**To be done**
Lines that contain the string "JSON" are to be copied; leave out all others.

-- START Records shown --

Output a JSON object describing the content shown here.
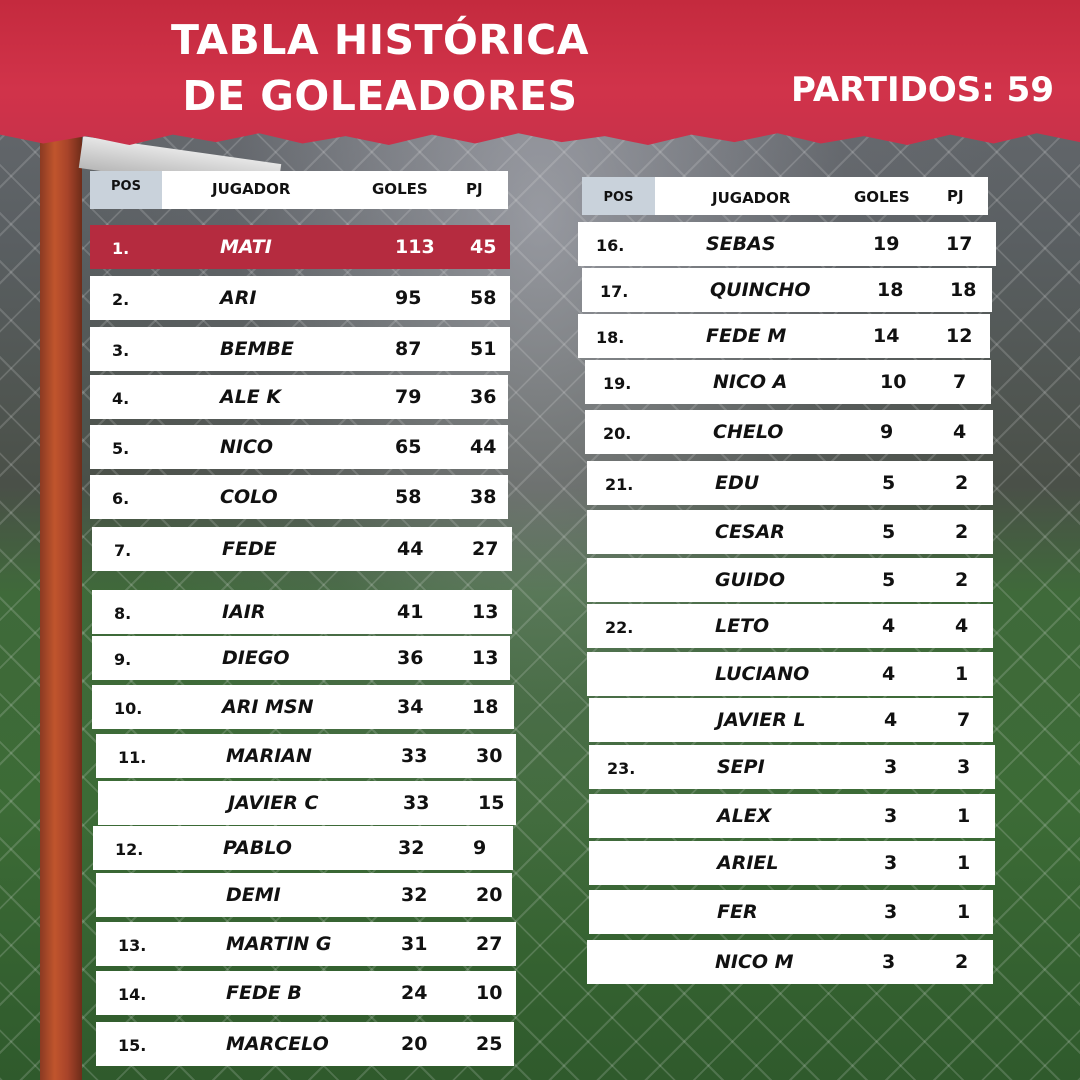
{
  "header": {
    "title_line1": "TABLA HISTÓRICA",
    "title_line2": "DE GOLEADORES",
    "partidos": "PARTIDOS: 59"
  },
  "columns": {
    "pos": "POS",
    "player": "JUGADOR",
    "goals": "GOLES",
    "games": "PJ"
  },
  "left_table": [
    {
      "pos": "1.",
      "name": "MATI",
      "goals": "113",
      "pj": "45"
    },
    {
      "pos": "2.",
      "name": "ARI",
      "goals": "95",
      "pj": "58"
    },
    {
      "pos": "3.",
      "name": "BEMBE",
      "goals": "87",
      "pj": "51"
    },
    {
      "pos": "4.",
      "name": "ALE K",
      "goals": "79",
      "pj": "36"
    },
    {
      "pos": "5.",
      "name": "NICO",
      "goals": "65",
      "pj": "44"
    },
    {
      "pos": "6.",
      "name": "COLO",
      "goals": "58",
      "pj": "38"
    },
    {
      "pos": "7.",
      "name": "FEDE",
      "goals": "44",
      "pj": "27"
    },
    {
      "pos": "8.",
      "name": "IAIR",
      "goals": "41",
      "pj": "13"
    },
    {
      "pos": "9.",
      "name": "DIEGO",
      "goals": "36",
      "pj": "13"
    },
    {
      "pos": "10.",
      "name": "ARI MSN",
      "goals": "34",
      "pj": "18"
    },
    {
      "pos": "11.",
      "name": "MARIAN",
      "goals": "33",
      "pj": "30"
    },
    {
      "pos": "",
      "name": "JAVIER C",
      "goals": "33",
      "pj": "15"
    },
    {
      "pos": "12.",
      "name": "PABLO",
      "goals": "32",
      "pj": "9"
    },
    {
      "pos": "",
      "name": "DEMI",
      "goals": "32",
      "pj": "20"
    },
    {
      "pos": "13.",
      "name": "MARTIN G",
      "goals": "31",
      "pj": "27"
    },
    {
      "pos": "14.",
      "name": "FEDE B",
      "goals": "24",
      "pj": "10"
    },
    {
      "pos": "15.",
      "name": "MARCELO",
      "goals": "20",
      "pj": "25"
    }
  ],
  "right_table": [
    {
      "pos": "16.",
      "name": "SEBAS",
      "goals": "19",
      "pj": "17"
    },
    {
      "pos": "17.",
      "name": "QUINCHO",
      "goals": "18",
      "pj": "18"
    },
    {
      "pos": "18.",
      "name": "FEDE M",
      "goals": "14",
      "pj": "12"
    },
    {
      "pos": "19.",
      "name": "NICO A",
      "goals": "10",
      "pj": "7"
    },
    {
      "pos": "20.",
      "name": "CHELO",
      "goals": "9",
      "pj": "4"
    },
    {
      "pos": "21.",
      "name": "EDU",
      "goals": "5",
      "pj": "2"
    },
    {
      "pos": "",
      "name": "CESAR",
      "goals": "5",
      "pj": "2"
    },
    {
      "pos": "",
      "name": "GUIDO",
      "goals": "5",
      "pj": "2"
    },
    {
      "pos": "22.",
      "name": "LETO",
      "goals": "4",
      "pj": "4"
    },
    {
      "pos": "",
      "name": "LUCIANO",
      "goals": "4",
      "pj": "1"
    },
    {
      "pos": "",
      "name": "JAVIER L",
      "goals": "4",
      "pj": "7"
    },
    {
      "pos": "23.",
      "name": "SEPI",
      "goals": "3",
      "pj": "3"
    },
    {
      "pos": "",
      "name": "ALEX",
      "goals": "3",
      "pj": "1"
    },
    {
      "pos": "",
      "name": "ARIEL",
      "goals": "3",
      "pj": "1"
    },
    {
      "pos": "",
      "name": "FER",
      "goals": "3",
      "pj": "1"
    },
    {
      "pos": "",
      "name": "NICO M",
      "goals": "3",
      "pj": "2"
    }
  ],
  "colors": {
    "banner": "#c42a3e",
    "highlight_row": "#b52b3f",
    "pos_header": "#c9d2db"
  }
}
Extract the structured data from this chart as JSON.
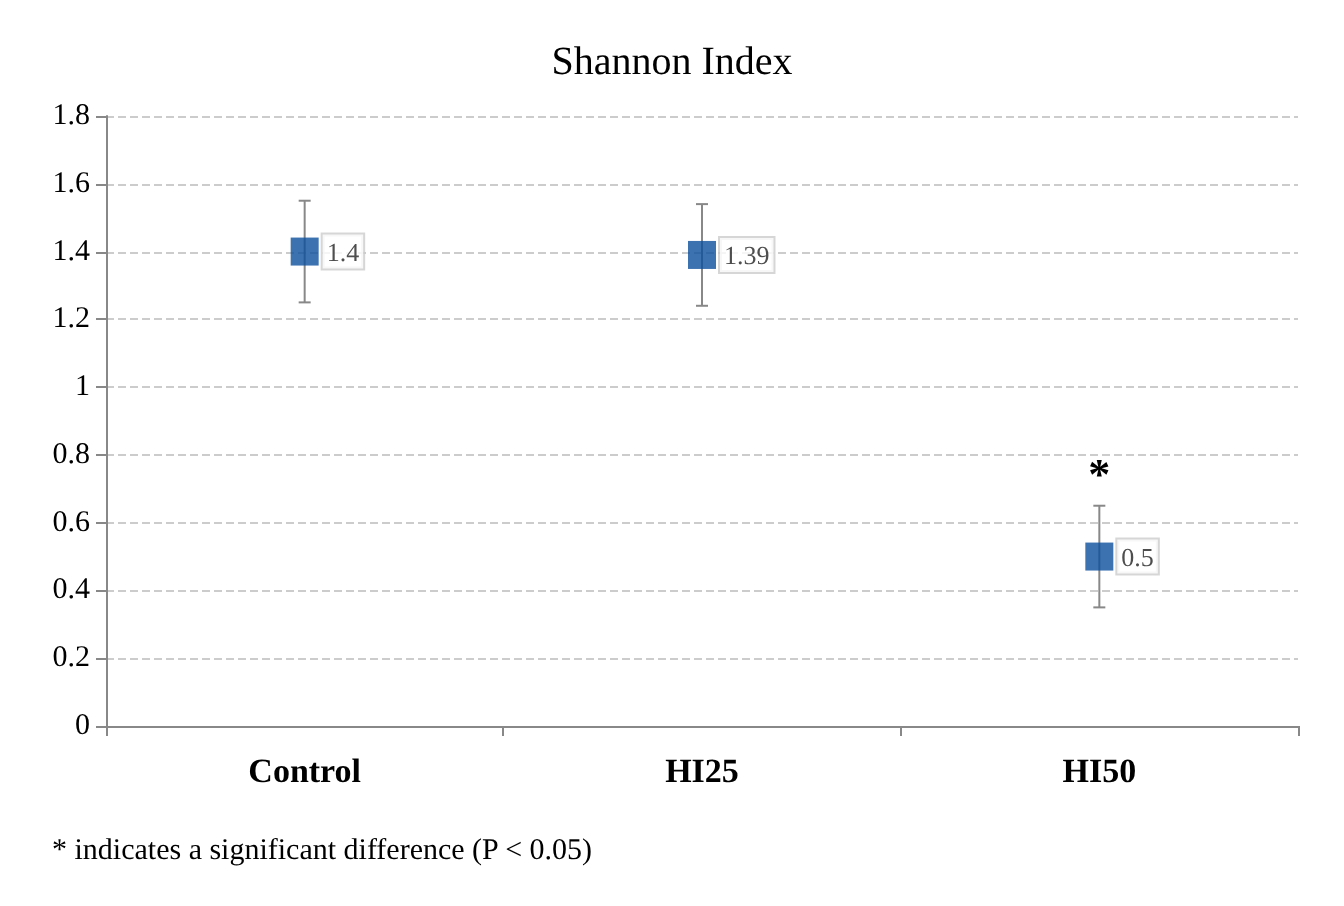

-- END Records shown --

**Solution**
Output a JSON object describing the content shown here.
Extract the structured data from this chart as JSON.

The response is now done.